Would you retype all of these records exactly?

— START OF Task data —

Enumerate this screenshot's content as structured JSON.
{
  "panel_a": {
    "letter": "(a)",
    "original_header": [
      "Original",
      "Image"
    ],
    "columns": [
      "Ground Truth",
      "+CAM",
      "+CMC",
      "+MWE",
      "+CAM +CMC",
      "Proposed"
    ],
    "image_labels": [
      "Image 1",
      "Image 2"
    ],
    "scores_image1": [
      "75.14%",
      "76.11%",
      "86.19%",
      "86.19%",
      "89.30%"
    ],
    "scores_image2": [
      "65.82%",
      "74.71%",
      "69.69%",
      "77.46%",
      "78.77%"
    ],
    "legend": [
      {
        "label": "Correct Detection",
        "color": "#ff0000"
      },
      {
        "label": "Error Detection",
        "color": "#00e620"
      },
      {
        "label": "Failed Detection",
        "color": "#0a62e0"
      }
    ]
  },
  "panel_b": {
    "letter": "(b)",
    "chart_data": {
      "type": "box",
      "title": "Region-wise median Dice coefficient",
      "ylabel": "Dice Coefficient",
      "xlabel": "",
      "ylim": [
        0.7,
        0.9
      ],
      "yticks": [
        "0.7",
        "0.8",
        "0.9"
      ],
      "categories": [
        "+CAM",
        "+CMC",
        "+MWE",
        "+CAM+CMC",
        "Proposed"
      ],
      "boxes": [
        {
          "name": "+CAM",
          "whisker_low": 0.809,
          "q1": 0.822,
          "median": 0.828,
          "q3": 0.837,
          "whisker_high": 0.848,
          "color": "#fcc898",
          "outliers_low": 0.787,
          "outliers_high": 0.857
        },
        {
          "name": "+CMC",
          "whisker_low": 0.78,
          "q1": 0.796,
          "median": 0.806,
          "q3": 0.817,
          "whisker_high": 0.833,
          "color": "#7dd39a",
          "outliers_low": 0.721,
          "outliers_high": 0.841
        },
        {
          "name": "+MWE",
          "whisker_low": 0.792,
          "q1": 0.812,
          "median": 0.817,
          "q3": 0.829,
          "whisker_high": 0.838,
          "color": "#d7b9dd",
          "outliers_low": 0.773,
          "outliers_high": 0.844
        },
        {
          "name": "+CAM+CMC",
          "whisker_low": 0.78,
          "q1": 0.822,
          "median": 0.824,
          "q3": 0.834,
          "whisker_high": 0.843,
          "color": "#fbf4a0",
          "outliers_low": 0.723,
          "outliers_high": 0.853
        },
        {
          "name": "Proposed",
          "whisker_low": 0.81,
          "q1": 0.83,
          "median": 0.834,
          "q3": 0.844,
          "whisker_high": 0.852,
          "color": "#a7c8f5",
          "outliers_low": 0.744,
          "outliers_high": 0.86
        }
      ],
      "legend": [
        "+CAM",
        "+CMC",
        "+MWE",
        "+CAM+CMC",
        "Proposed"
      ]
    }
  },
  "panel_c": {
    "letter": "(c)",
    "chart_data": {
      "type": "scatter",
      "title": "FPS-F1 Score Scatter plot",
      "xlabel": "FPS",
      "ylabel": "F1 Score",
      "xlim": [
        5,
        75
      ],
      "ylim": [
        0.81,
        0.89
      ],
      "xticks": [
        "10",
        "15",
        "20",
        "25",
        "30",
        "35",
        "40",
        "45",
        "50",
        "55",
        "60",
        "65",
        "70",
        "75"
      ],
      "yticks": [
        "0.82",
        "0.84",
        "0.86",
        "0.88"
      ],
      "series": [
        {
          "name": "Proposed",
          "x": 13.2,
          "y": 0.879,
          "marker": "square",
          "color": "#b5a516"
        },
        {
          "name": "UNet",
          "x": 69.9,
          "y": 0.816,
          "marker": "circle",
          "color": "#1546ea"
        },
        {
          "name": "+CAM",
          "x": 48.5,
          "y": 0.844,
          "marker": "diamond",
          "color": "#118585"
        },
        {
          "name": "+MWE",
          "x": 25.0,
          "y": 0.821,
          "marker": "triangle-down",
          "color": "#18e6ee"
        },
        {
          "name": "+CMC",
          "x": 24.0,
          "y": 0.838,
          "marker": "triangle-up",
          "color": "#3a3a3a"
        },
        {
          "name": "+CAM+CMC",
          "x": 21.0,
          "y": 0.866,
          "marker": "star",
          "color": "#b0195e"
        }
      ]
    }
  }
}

— END OF Task data —

:: Reply to the exercise ::
Enumerate this screenshot's content as structured JSON.
{
  "panel_a": {
    "letter": "(a)",
    "original_header": [
      "Original",
      "Image"
    ],
    "columns": [
      "Ground Truth",
      "+CAM",
      "+CMC",
      "+MWE",
      "+CAM +CMC",
      "Proposed"
    ],
    "image_labels": [
      "Image 1",
      "Image 2"
    ],
    "scores_image1": [
      "75.14%",
      "76.11%",
      "86.19%",
      "86.19%",
      "89.30%"
    ],
    "scores_image2": [
      "65.82%",
      "74.71%",
      "69.69%",
      "77.46%",
      "78.77%"
    ],
    "legend": [
      {
        "label": "Correct Detection",
        "color": "#ff0000"
      },
      {
        "label": "Error Detection",
        "color": "#00e620"
      },
      {
        "label": "Failed Detection",
        "color": "#0a62e0"
      }
    ]
  },
  "panel_b": {
    "letter": "(b)",
    "chart_data": {
      "type": "box",
      "title": "Region-wise median Dice coefficient",
      "ylabel": "Dice Coefficient",
      "xlabel": "",
      "ylim": [
        0.7,
        0.9
      ],
      "yticks": [
        "0.7",
        "0.8",
        "0.9"
      ],
      "categories": [
        "+CAM",
        "+CMC",
        "+MWE",
        "+CAM+CMC",
        "Proposed"
      ],
      "boxes": [
        {
          "name": "+CAM",
          "whisker_low": 0.809,
          "q1": 0.822,
          "median": 0.828,
          "q3": 0.837,
          "whisker_high": 0.848,
          "color": "#fcc898",
          "outliers_low": 0.787,
          "outliers_high": 0.857
        },
        {
          "name": "+CMC",
          "whisker_low": 0.78,
          "q1": 0.796,
          "median": 0.806,
          "q3": 0.817,
          "whisker_high": 0.833,
          "color": "#7dd39a",
          "outliers_low": 0.721,
          "outliers_high": 0.841
        },
        {
          "name": "+MWE",
          "whisker_low": 0.792,
          "q1": 0.812,
          "median": 0.817,
          "q3": 0.829,
          "whisker_high": 0.838,
          "color": "#d7b9dd",
          "outliers_low": 0.773,
          "outliers_high": 0.844
        },
        {
          "name": "+CAM+CMC",
          "whisker_low": 0.78,
          "q1": 0.822,
          "median": 0.824,
          "q3": 0.834,
          "whisker_high": 0.843,
          "color": "#fbf4a0",
          "outliers_low": 0.723,
          "outliers_high": 0.853
        },
        {
          "name": "Proposed",
          "whisker_low": 0.81,
          "q1": 0.83,
          "median": 0.834,
          "q3": 0.844,
          "whisker_high": 0.852,
          "color": "#a7c8f5",
          "outliers_low": 0.744,
          "outliers_high": 0.86
        }
      ],
      "legend": [
        "+CAM",
        "+CMC",
        "+MWE",
        "+CAM+CMC",
        "Proposed"
      ]
    }
  },
  "panel_c": {
    "letter": "(c)",
    "chart_data": {
      "type": "scatter",
      "title": "FPS-F1 Score Scatter plot",
      "xlabel": "FPS",
      "ylabel": "F1 Score",
      "xlim": [
        5,
        75
      ],
      "ylim": [
        0.81,
        0.89
      ],
      "xticks": [
        "10",
        "15",
        "20",
        "25",
        "30",
        "35",
        "40",
        "45",
        "50",
        "55",
        "60",
        "65",
        "70",
        "75"
      ],
      "yticks": [
        "0.82",
        "0.84",
        "0.86",
        "0.88"
      ],
      "series": [
        {
          "name": "Proposed",
          "x": 13.2,
          "y": 0.879,
          "marker": "square",
          "color": "#b5a516"
        },
        {
          "name": "UNet",
          "x": 69.9,
          "y": 0.816,
          "marker": "circle",
          "color": "#1546ea"
        },
        {
          "name": "+CAM",
          "x": 48.5,
          "y": 0.844,
          "marker": "diamond",
          "color": "#118585"
        },
        {
          "name": "+MWE",
          "x": 25.0,
          "y": 0.821,
          "marker": "triangle-down",
          "color": "#18e6ee"
        },
        {
          "name": "+CMC",
          "x": 24.0,
          "y": 0.838,
          "marker": "triangle-up",
          "color": "#3a3a3a"
        },
        {
          "name": "+CAM+CMC",
          "x": 21.0,
          "y": 0.866,
          "marker": "star",
          "color": "#b0195e"
        }
      ]
    }
  }
}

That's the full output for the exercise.